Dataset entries

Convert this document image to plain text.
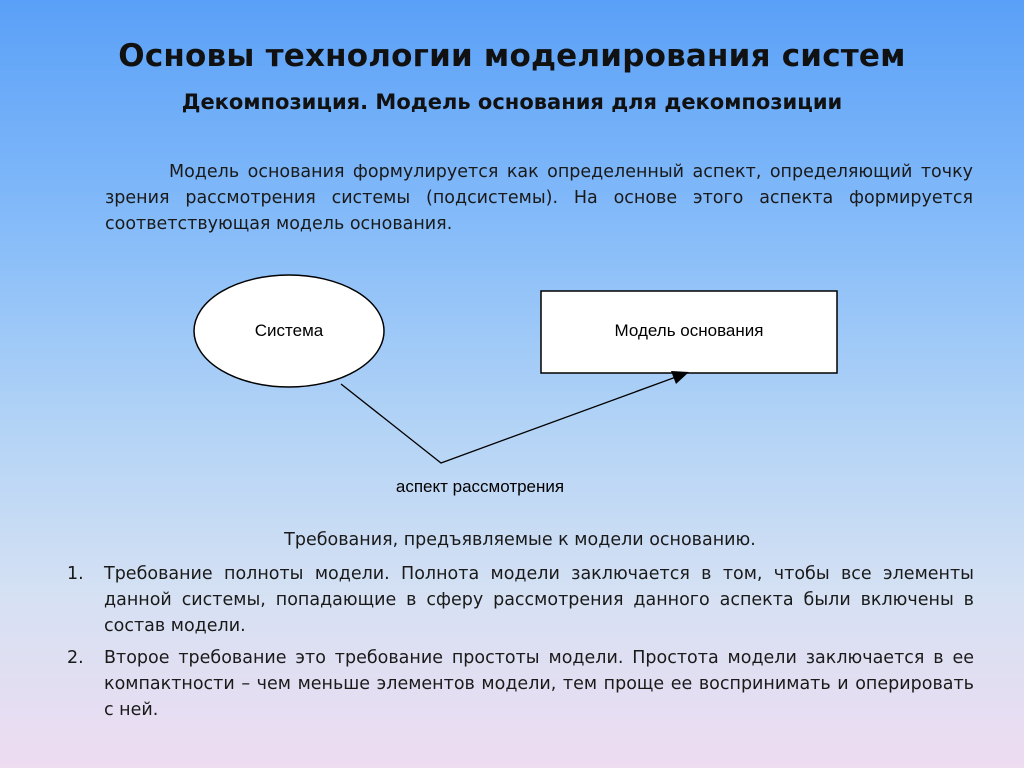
Основы технологии моделирования систем
Декомпозиция. Модель основания для декомпозиции
Модель основания формулируется как определенный аспект, определяющий точку зрения рассмотрения системы (подсистемы). На основе этого аспекта формируется соответствующая модель основания.
Система	Модель основания
аспект рассмотрения
Требования, предъявляемые к модели основанию.
1. Требование полноты модели. Полнота модели заключается в том, чтобы все элементы данной системы, попадающие в сферу рассмотрения данного аспекта были включены в состав модели.
2. Второе требование это требование простоты модели. Простота модели заключается в ее компактности – чем меньше элементов модели, тем проще ее воспринимать и оперировать с ней.
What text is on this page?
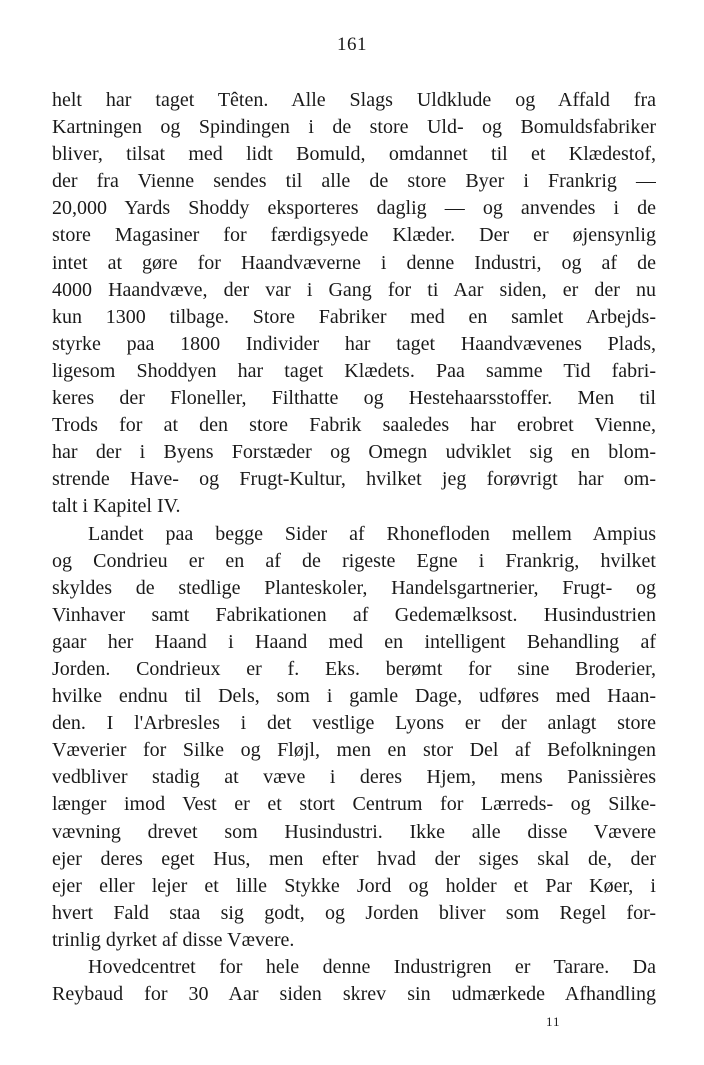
161
helt har taget Têten. Alle Slags Uldklude og Affald fra
Kartningen og Spindingen i de store Uld- og Bomuldsfabriker
bliver, tilsat med lidt Bomuld, omdannet til et Klædestof,
der fra Vienne sendes til alle de store Byer i Frankrig —
20,000 Yards Shoddy eksporteres daglig — og anvendes i de
store Magasiner for færdigsyede Klæder. Der er øjensynlig
intet at gøre for Haandvæverne i denne Industri, og af de
4000 Haandvæve, der var i Gang for ti Aar siden, er der nu
kun 1300 tilbage. Store Fabriker med en samlet Arbejds-
styrke paa 1800 Individer har taget Haandvævenes Plads,
ligesom Shoddyen har taget Klædets. Paa samme Tid fabri-
keres der Floneller, Filthatte og Hestehaarsstoffer. Men til
Trods for at den store Fabrik saaledes har erobret Vienne,
har der i Byens Forstæder og Omegn udviklet sig en blom-
strende Have- og Frugt-Kultur, hvilket jeg forøvrigt har om-
talt i Kapitel IV.
Landet paa begge Sider af Rhonefloden mellem Ampius
og Condrieu er en af de rigeste Egne i Frankrig, hvilket
skyldes de stedlige Planteskoler, Handelsgartnerier, Frugt- og
Vinhaver samt Fabrikationen af Gedemælksost. Husindustrien
gaar her Haand i Haand med en intelligent Behandling af
Jorden. Condrieux er f. Eks. berømt for sine Broderier,
hvilke endnu til Dels, som i gamle Dage, udføres med Haan-
den. I l'Arbresles i det vestlige Lyons er der anlagt store
Væverier for Silke og Fløjl, men en stor Del af Befolkningen
vedbliver stadig at væve i deres Hjem, mens Panissières
længer imod Vest er et stort Centrum for Lærreds- og Silke-
vævning drevet som Husindustri. Ikke alle disse Vævere
ejer deres eget Hus, men efter hvad der siges skal de, der
ejer eller lejer et lille Stykke Jord og holder et Par Køer, i
hvert Fald staa sig godt, og Jorden bliver som Regel for-
trinlig dyrket af disse Vævere.
Hovedcentret for hele denne Industrigren er Tarare. Da
Reybaud for 30 Aar siden skrev sin udmærkede Afhandling
11
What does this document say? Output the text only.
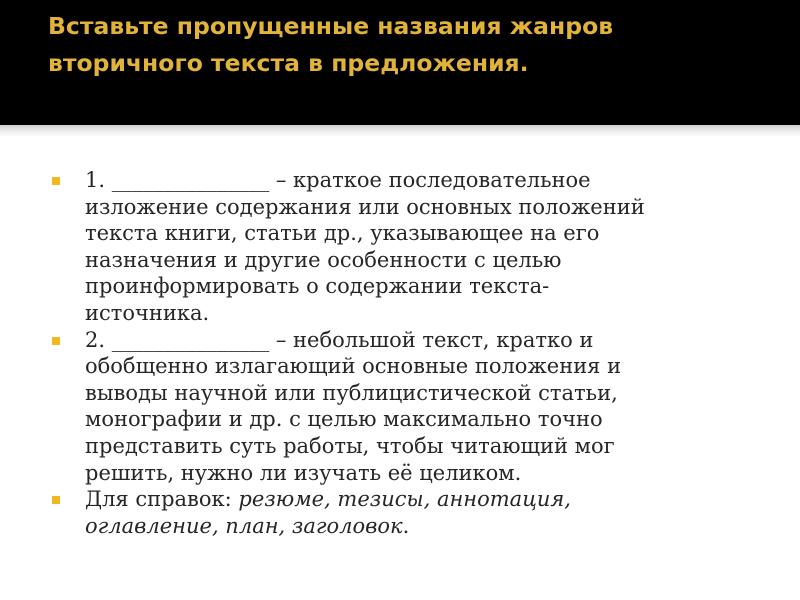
Вставьте пропущенные названия жанров
вторичного текста в предложения.
1. _______________ – краткое последовательное
изложение содержания или основных положений
текста книги, статьи др., указывающее на его
назначения и другие особенности с целью
проинформировать о содержании текста-
источника.
2. _______________ – небольшой текст, кратко и
обобщенно излагающий основные положения и
выводы научной или публицистической статьи,
монографии и др. с целью максимально точно
представить суть работы, чтобы читающий мог
решить, нужно ли изучать её целиком.
Для справок: резюме, тезисы, аннотация,
оглавление, план, заголовок.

WHAT IS NEEDED —
Using the records above, extract exactly and only the lines from the one with "What does this" through the final line, inclusive, leaving out pictures.

SOLUTION TO THE PROBLEM —
What does this document say? Output the text only.
Вставьте пропущенные названия жанров
вторичного текста в предложения.
1. _______________ – краткое последовательное
изложение содержания или основных положений
текста книги, статьи др., указывающее на его
назначения и другие особенности с целью
проинформировать о содержании текста-
источника.
2. _______________ – небольшой текст, кратко и
обобщенно излагающий основные положения и
выводы научной или публицистической статьи,
монографии и др. с целью максимально точно
представить суть работы, чтобы читающий мог
решить, нужно ли изучать её целиком.
Для справок: резюме, тезисы, аннотация,
оглавление, план, заголовок.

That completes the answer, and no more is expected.